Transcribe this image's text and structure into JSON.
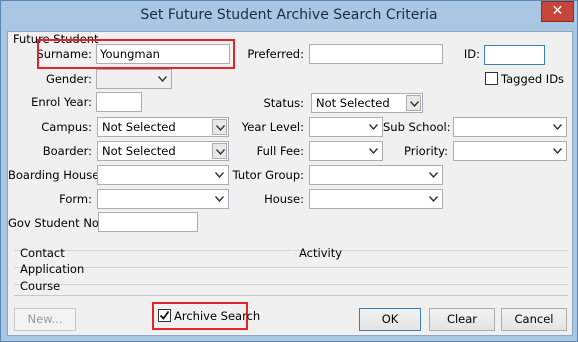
{
  "window": {
    "title": "Set Future Student Archive Search Criteria",
    "close_glyph": "✕"
  },
  "group": {
    "label": "Future Student"
  },
  "fields": {
    "surname": {
      "label": "Surname:",
      "value": "Youngman"
    },
    "preferred": {
      "label": "Preferred:",
      "value": ""
    },
    "id": {
      "label": "ID:",
      "value": ""
    },
    "tagged_ids": {
      "label": "Tagged IDs",
      "checked": false
    },
    "gender": {
      "label": "Gender:",
      "value": ""
    },
    "enrol_year": {
      "label": "Enrol Year:",
      "value": ""
    },
    "status": {
      "label": "Status:",
      "value": "Not Selected"
    },
    "campus": {
      "label": "Campus:",
      "value": "Not Selected"
    },
    "year_level": {
      "label": "Year Level:",
      "value": ""
    },
    "sub_school": {
      "label": "Sub School:",
      "value": ""
    },
    "boarder": {
      "label": "Boarder:",
      "value": "Not Selected"
    },
    "full_fee": {
      "label": "Full Fee:",
      "value": ""
    },
    "priority": {
      "label": "Priority:",
      "value": ""
    },
    "boarding_house": {
      "label": "Boarding House:",
      "value": ""
    },
    "tutor_group": {
      "label": "Tutor Group:",
      "value": ""
    },
    "form": {
      "label": "Form:",
      "value": ""
    },
    "house": {
      "label": "House:",
      "value": ""
    },
    "gov_student_no": {
      "label": "Gov Student No:",
      "value": ""
    }
  },
  "sections": {
    "contact": "Contact",
    "activity": "Activity",
    "application": "Application",
    "course": "Course"
  },
  "footer": {
    "new_button": "New...",
    "archive_search": {
      "label": "Archive Search",
      "checked": true
    },
    "ok_button": "OK",
    "clear_button": "Clear",
    "cancel_button": "Cancel"
  },
  "colors": {
    "highlight": "#e0262b",
    "title_bar": "#a9c6e2",
    "close_button": "#c7463b"
  }
}
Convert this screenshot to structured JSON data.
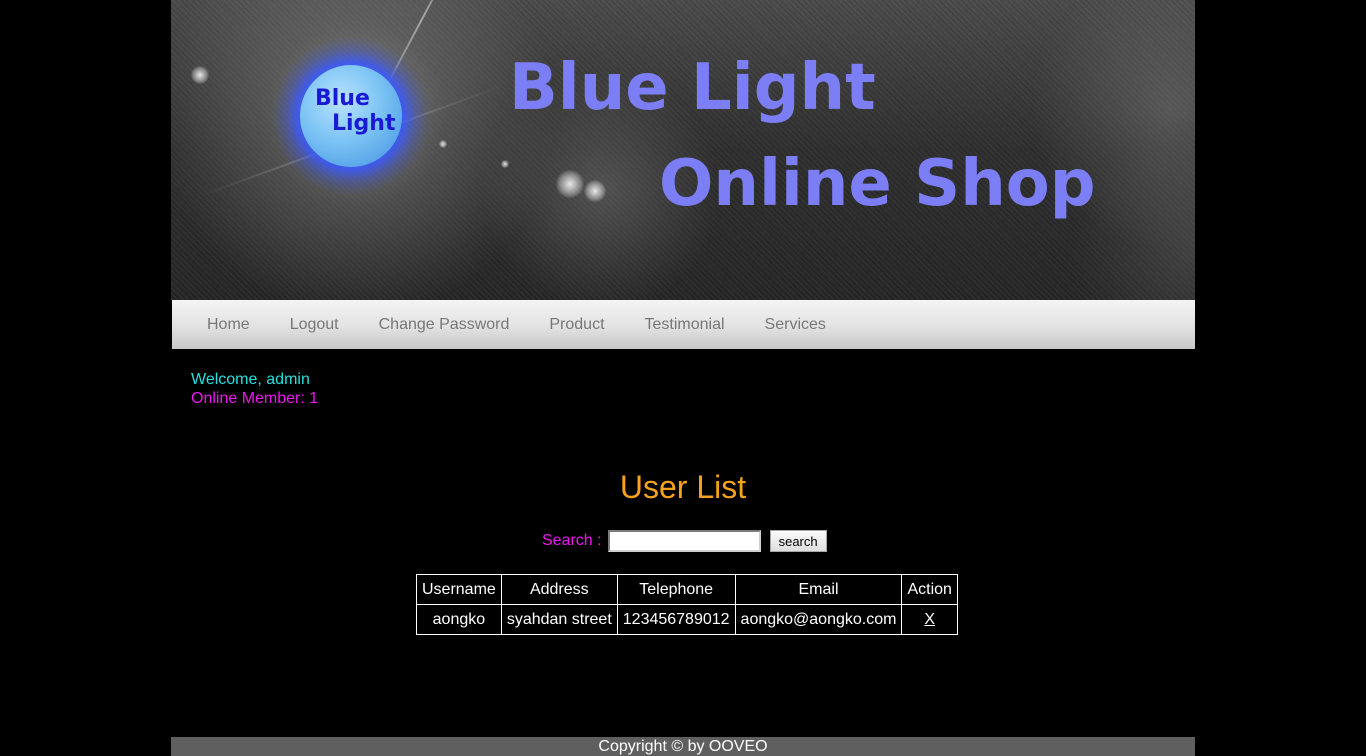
{
  "banner": {
    "logo_line1": "Blue",
    "logo_line2": "Light",
    "title_line1": "Blue Light",
    "title_line2": "Online Shop"
  },
  "nav": {
    "items": [
      {
        "label": "Home"
      },
      {
        "label": "Logout"
      },
      {
        "label": "Change Password"
      },
      {
        "label": "Product"
      },
      {
        "label": "Testimonial"
      },
      {
        "label": "Services"
      }
    ]
  },
  "user": {
    "welcome": "Welcome, admin",
    "online_members": "Online Member: 1"
  },
  "main": {
    "title": "User List",
    "search_label": "Search :",
    "search_value": "",
    "search_button": "search"
  },
  "table": {
    "headers": [
      "Username",
      "Address",
      "Telephone",
      "Email",
      "Action"
    ],
    "rows": [
      {
        "username": "aongko",
        "address": "syahdan street",
        "telephone": "123456789012",
        "email": "aongko@aongko.com",
        "action": "X"
      }
    ]
  },
  "footer": {
    "text": "Copyright © by OOVEO"
  },
  "colors": {
    "page_bg": "#000000",
    "title_blue": "#7b7ef4",
    "welcome_cyan": "#26e0e0",
    "magenta": "#ee16ee",
    "heading_orange": "#f7a21c",
    "footer_bg": "#5f5f5f"
  }
}
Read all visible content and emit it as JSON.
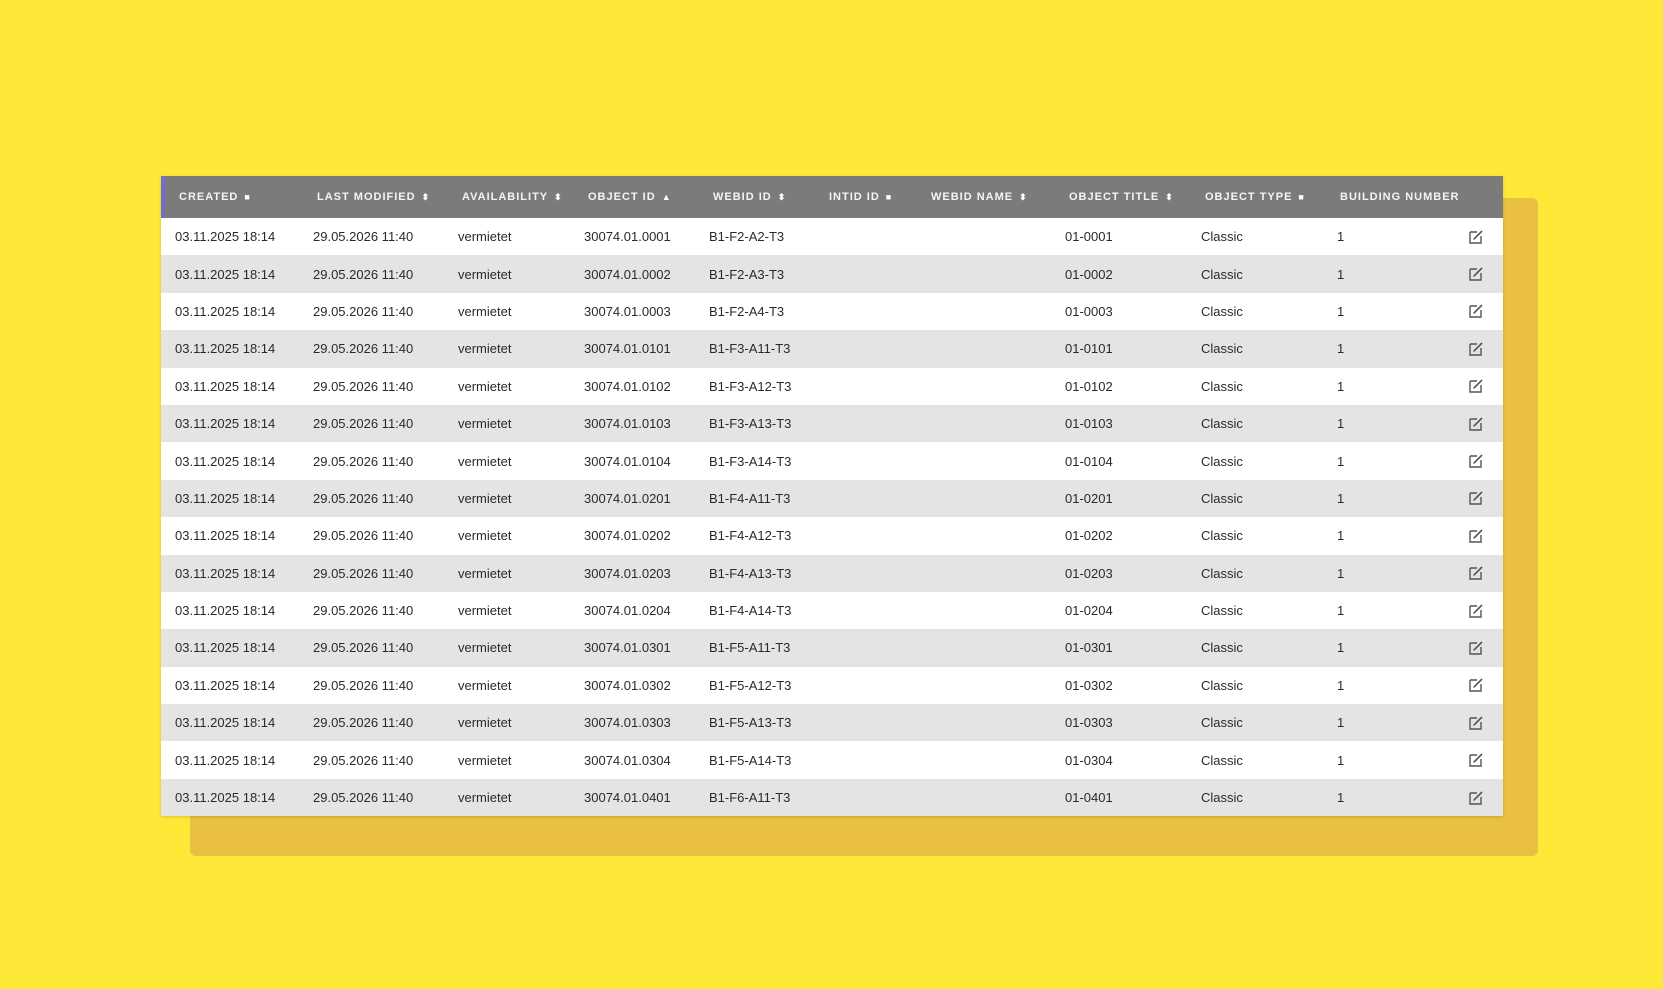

◇ ◇ ◇ ◇ ◇ ◇ ◇

**Exercise instructions**
Quote every entry exactly, with the pictures omitted.

**Solved exercise**
Transcribe this image's text and structure into JSON.
{
  "window": {
    "title": "Set Future Student Archive Search Criteria",
    "close_glyph": "✕"
  },
  "group": {
    "label": "Future Student"
  },
  "fields": {
    "surname": {
      "label": "Surname:",
      "value": "Youngman"
    },
    "preferred": {
      "label": "Preferred:",
      "value": ""
    },
    "id": {
      "label": "ID:",
      "value": ""
    },
    "tagged_ids": {
      "label": "Tagged IDs",
      "checked": false
    },
    "gender": {
      "label": "Gender:",
      "value": ""
    },
    "enrol_year": {
      "label": "Enrol Year:",
      "value": ""
    },
    "status": {
      "label": "Status:",
      "value": "Not Selected"
    },
    "campus": {
      "label": "Campus:",
      "value": "Not Selected"
    },
    "year_level": {
      "label": "Year Level:",
      "value": ""
    },
    "sub_school": {
      "label": "Sub School:",
      "value": ""
    },
    "boarder": {
      "label": "Boarder:",
      "value": "Not Selected"
    },
    "full_fee": {
      "label": "Full Fee:",
      "value": ""
    },
    "priority": {
      "label": "Priority:",
      "value": ""
    },
    "boarding_house": {
      "label": "Boarding House:",
      "value": ""
    },
    "tutor_group": {
      "label": "Tutor Group:",
      "value": ""
    },
    "form": {
      "label": "Form:",
      "value": ""
    },
    "house": {
      "label": "House:",
      "value": ""
    },
    "gov_student_no": {
      "label": "Gov Student No:",
      "value": ""
    }
  },
  "sections": {
    "contact": "Contact",
    "activity": "Activity",
    "application": "Application",
    "course": "Course"
  },
  "footer": {
    "new_button": "New...",
    "archive_search": {
      "label": "Archive Search",
      "checked": true
    },
    "ok_button": "OK",
    "clear_button": "Clear",
    "cancel_button": "Cancel"
  },
  "colors": {
    "highlight": "#e0262b",
    "title_bar": "#a9c6e2",
    "close_button": "#c7463b"
  }
}
Convert this screenshot to structured JSON data.
{
  "banner": {
    "logo_line1": "Blue",
    "logo_line2": "Light",
    "title_line1": "Blue Light",
    "title_line2": "Online Shop"
  },
  "nav": {
    "items": [
      {
        "label": "Home"
      },
      {
        "label": "Logout"
      },
      {
        "label": "Change Password"
      },
      {
        "label": "Product"
      },
      {
        "label": "Testimonial"
      },
      {
        "label": "Services"
      }
    ]
  },
  "user": {
    "welcome": "Welcome, admin",
    "online_members": "Online Member: 1"
  },
  "main": {
    "title": "User List",
    "search_label": "Search :",
    "search_value": "",
    "search_button": "search"
  },
  "table": {
    "headers": [
      "Username",
      "Address",
      "Telephone",
      "Email",
      "Action"
    ],
    "rows": [
      {
        "username": "aongko",
        "address": "syahdan street",
        "telephone": "123456789012",
        "email": "aongko@aongko.com",
        "action": "X"
      }
    ]
  },
  "footer": {
    "text": "Copyright © by OOVEO"
  },
  "colors": {
    "page_bg": "#000000",
    "title_blue": "#7b7ef4",
    "welcome_cyan": "#26e0e0",
    "magenta": "#ee16ee",
    "heading_orange": "#f7a21c",
    "footer_bg": "#5f5f5f"
  }
}
Read all visible content and emit it as JSON.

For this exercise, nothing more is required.